• [Written request] What follows is a set of entries. Give them again exactly, without the pictures.

• [Exercise data]
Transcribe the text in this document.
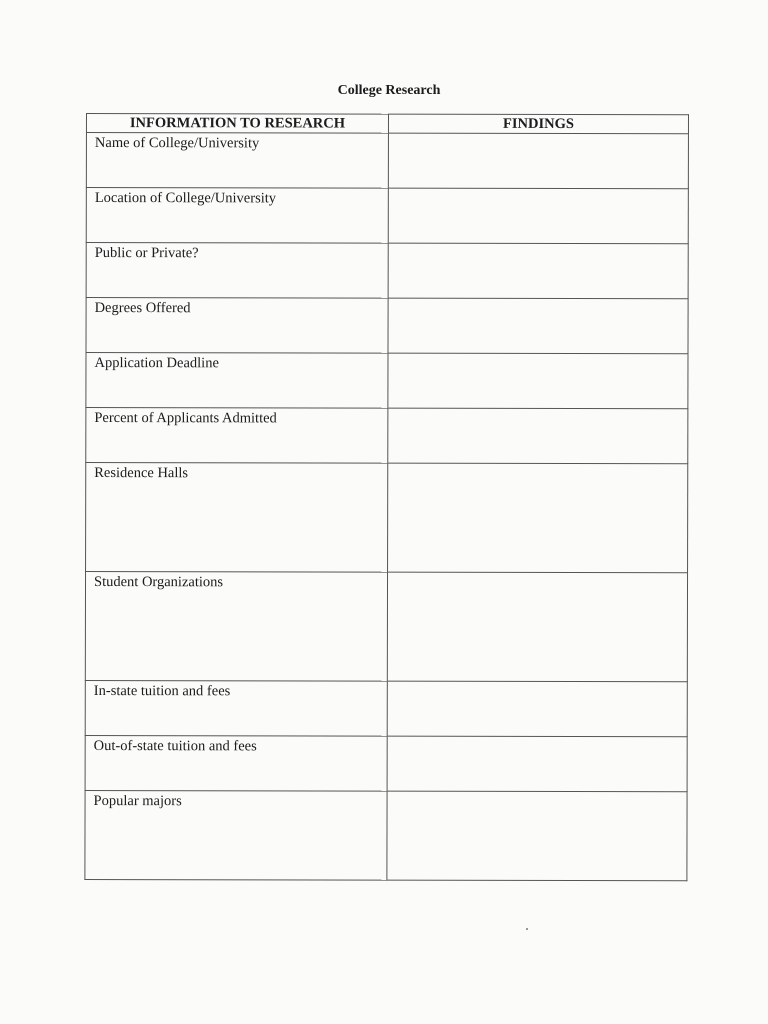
College Research
INFORMATION TO RESEARCH	FINDINGS
Name of College/University	
Location of College/University	
Public or Private?	
Degrees Offered	
Application Deadline	
Percent of Applicants Admitted	
Residence Halls	
Student Organizations	
In-state tuition and fees	
Out-of-state tuition and fees	
Popular majors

• [Solution to this exercise]
Transcribe the text in this document.
College Research
INFORMATION TO RESEARCH	FINDINGS
Name of College/University	
Location of College/University	
Public or Private?	
Degrees Offered	
Application Deadline	
Percent of Applicants Admitted	
Residence Halls	
Student Organizations	
In-state tuition and fees	
Out-of-state tuition and fees	
Popular majors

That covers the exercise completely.